— START RECORDS PROVIDED —
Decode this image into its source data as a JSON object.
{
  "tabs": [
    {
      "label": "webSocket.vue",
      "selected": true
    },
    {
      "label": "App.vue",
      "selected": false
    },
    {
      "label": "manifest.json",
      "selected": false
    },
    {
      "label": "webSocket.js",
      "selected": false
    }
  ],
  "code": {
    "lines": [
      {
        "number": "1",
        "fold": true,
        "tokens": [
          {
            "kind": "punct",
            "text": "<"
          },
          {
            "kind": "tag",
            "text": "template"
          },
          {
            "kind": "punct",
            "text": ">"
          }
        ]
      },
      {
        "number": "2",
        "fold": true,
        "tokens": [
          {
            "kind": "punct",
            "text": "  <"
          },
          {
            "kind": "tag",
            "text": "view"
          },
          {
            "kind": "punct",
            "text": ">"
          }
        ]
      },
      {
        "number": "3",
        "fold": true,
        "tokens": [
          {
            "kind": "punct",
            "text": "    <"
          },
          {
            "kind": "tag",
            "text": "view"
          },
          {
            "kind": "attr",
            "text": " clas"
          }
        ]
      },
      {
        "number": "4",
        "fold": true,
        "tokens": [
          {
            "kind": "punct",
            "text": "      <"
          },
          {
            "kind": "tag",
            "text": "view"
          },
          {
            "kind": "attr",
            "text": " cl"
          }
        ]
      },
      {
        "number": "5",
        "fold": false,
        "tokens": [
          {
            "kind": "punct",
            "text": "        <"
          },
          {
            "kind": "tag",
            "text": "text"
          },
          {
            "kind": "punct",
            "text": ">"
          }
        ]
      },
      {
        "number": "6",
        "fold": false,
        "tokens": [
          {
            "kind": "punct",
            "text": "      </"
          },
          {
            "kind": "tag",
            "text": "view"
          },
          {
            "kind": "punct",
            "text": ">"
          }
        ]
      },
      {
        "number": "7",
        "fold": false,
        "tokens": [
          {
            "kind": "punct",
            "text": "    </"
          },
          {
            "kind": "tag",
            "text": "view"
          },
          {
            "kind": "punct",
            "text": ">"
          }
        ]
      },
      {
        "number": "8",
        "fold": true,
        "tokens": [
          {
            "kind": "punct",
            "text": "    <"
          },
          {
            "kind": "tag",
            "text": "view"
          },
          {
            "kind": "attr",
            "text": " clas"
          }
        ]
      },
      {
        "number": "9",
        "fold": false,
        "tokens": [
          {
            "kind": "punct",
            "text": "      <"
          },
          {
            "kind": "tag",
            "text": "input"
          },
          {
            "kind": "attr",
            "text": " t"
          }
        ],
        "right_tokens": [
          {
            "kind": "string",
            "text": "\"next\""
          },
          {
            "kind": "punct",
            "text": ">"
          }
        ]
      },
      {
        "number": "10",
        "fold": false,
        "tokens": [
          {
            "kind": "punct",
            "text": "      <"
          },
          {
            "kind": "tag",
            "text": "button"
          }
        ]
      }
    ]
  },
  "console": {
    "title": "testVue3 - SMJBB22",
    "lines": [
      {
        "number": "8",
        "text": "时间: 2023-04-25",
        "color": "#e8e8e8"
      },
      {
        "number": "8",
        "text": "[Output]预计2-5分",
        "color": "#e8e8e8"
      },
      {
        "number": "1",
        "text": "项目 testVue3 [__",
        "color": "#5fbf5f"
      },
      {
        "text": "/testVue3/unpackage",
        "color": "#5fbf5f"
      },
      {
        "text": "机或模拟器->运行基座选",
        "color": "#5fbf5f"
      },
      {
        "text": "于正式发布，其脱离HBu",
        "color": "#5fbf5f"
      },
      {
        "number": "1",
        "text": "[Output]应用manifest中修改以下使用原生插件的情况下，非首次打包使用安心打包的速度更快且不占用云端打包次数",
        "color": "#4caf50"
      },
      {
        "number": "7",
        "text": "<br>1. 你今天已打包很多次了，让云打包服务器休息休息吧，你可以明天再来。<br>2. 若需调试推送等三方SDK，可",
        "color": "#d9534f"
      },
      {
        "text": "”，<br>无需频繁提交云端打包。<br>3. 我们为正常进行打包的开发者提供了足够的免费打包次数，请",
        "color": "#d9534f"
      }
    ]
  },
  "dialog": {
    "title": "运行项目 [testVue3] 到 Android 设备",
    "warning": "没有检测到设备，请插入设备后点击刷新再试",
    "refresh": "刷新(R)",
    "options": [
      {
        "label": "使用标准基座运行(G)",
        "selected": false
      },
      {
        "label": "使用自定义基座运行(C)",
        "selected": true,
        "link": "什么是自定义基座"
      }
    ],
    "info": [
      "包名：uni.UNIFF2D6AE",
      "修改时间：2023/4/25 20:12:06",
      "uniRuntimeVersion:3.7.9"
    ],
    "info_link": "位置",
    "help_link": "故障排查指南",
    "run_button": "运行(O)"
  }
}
— END RECORDS PROVIDED —
Retype all of the data shown above, word for word.

Decode this image into its source data as a JSON object.
{
  "tabs": [
    {
      "label": "webSocket.vue",
      "selected": true
    },
    {
      "label": "App.vue",
      "selected": false
    },
    {
      "label": "manifest.json",
      "selected": false
    },
    {
      "label": "webSocket.js",
      "selected": false
    }
  ],
  "code": {
    "lines": [
      {
        "number": "1",
        "fold": true,
        "tokens": [
          {
            "kind": "punct",
            "text": "<"
          },
          {
            "kind": "tag",
            "text": "template"
          },
          {
            "kind": "punct",
            "text": ">"
          }
        ]
      },
      {
        "number": "2",
        "fold": true,
        "tokens": [
          {
            "kind": "punct",
            "text": "  <"
          },
          {
            "kind": "tag",
            "text": "view"
          },
          {
            "kind": "punct",
            "text": ">"
          }
        ]
      },
      {
        "number": "3",
        "fold": true,
        "tokens": [
          {
            "kind": "punct",
            "text": "    <"
          },
          {
            "kind": "tag",
            "text": "view"
          },
          {
            "kind": "attr",
            "text": " clas"
          }
        ]
      },
      {
        "number": "4",
        "fold": true,
        "tokens": [
          {
            "kind": "punct",
            "text": "      <"
          },
          {
            "kind": "tag",
            "text": "view"
          },
          {
            "kind": "attr",
            "text": " cl"
          }
        ]
      },
      {
        "number": "5",
        "fold": false,
        "tokens": [
          {
            "kind": "punct",
            "text": "        <"
          },
          {
            "kind": "tag",
            "text": "text"
          },
          {
            "kind": "punct",
            "text": ">"
          }
        ]
      },
      {
        "number": "6",
        "fold": false,
        "tokens": [
          {
            "kind": "punct",
            "text": "      </"
          },
          {
            "kind": "tag",
            "text": "view"
          },
          {
            "kind": "punct",
            "text": ">"
          }
        ]
      },
      {
        "number": "7",
        "fold": false,
        "tokens": [
          {
            "kind": "punct",
            "text": "    </"
          },
          {
            "kind": "tag",
            "text": "view"
          },
          {
            "kind": "punct",
            "text": ">"
          }
        ]
      },
      {
        "number": "8",
        "fold": true,
        "tokens": [
          {
            "kind": "punct",
            "text": "    <"
          },
          {
            "kind": "tag",
            "text": "view"
          },
          {
            "kind": "attr",
            "text": " clas"
          }
        ]
      },
      {
        "number": "9",
        "fold": false,
        "tokens": [
          {
            "kind": "punct",
            "text": "      <"
          },
          {
            "kind": "tag",
            "text": "input"
          },
          {
            "kind": "attr",
            "text": " t"
          }
        ],
        "right_tokens": [
          {
            "kind": "string",
            "text": "\"next\""
          },
          {
            "kind": "punct",
            "text": ">"
          }
        ]
      },
      {
        "number": "10",
        "fold": false,
        "tokens": [
          {
            "kind": "punct",
            "text": "      <"
          },
          {
            "kind": "tag",
            "text": "button"
          }
        ]
      }
    ]
  },
  "console": {
    "title": "testVue3 - SMJBB22",
    "lines": [
      {
        "number": "8",
        "text": "时间: 2023-04-25",
        "color": "#e8e8e8"
      },
      {
        "number": "8",
        "text": "[Output]预计2-5分",
        "color": "#e8e8e8"
      },
      {
        "number": "1",
        "text": "项目 testVue3 [__",
        "color": "#5fbf5f"
      },
      {
        "text": "/testVue3/unpackage",
        "color": "#5fbf5f"
      },
      {
        "text": "机或模拟器->运行基座选",
        "color": "#5fbf5f"
      },
      {
        "text": "于正式发布，其脱离HBu",
        "color": "#5fbf5f"
      },
      {
        "number": "1",
        "text": "[Output]应用manifest中修改以下使用原生插件的情况下，非首次打包使用安心打包的速度更快且不占用云端打包次数",
        "color": "#4caf50"
      },
      {
        "number": "7",
        "text": "<br>1. 你今天已打包很多次了，让云打包服务器休息休息吧，你可以明天再来。<br>2. 若需调试推送等三方SDK，可",
        "color": "#d9534f"
      },
      {
        "text": "”，<br>无需频繁提交云端打包。<br>3. 我们为正常进行打包的开发者提供了足够的免费打包次数，请",
        "color": "#d9534f"
      }
    ]
  },
  "dialog": {
    "title": "运行项目 [testVue3] 到 Android 设备",
    "warning": "没有检测到设备，请插入设备后点击刷新再试",
    "refresh": "刷新(R)",
    "options": [
      {
        "label": "使用标准基座运行(G)",
        "selected": false
      },
      {
        "label": "使用自定义基座运行(C)",
        "selected": true,
        "link": "什么是自定义基座"
      }
    ],
    "info": [
      "包名：uni.UNIFF2D6AE",
      "修改时间：2023/4/25 20:12:06",
      "uniRuntimeVersion:3.7.9"
    ],
    "info_link": "位置",
    "help_link": "故障排查指南",
    "run_button": "运行(O)"
  }
}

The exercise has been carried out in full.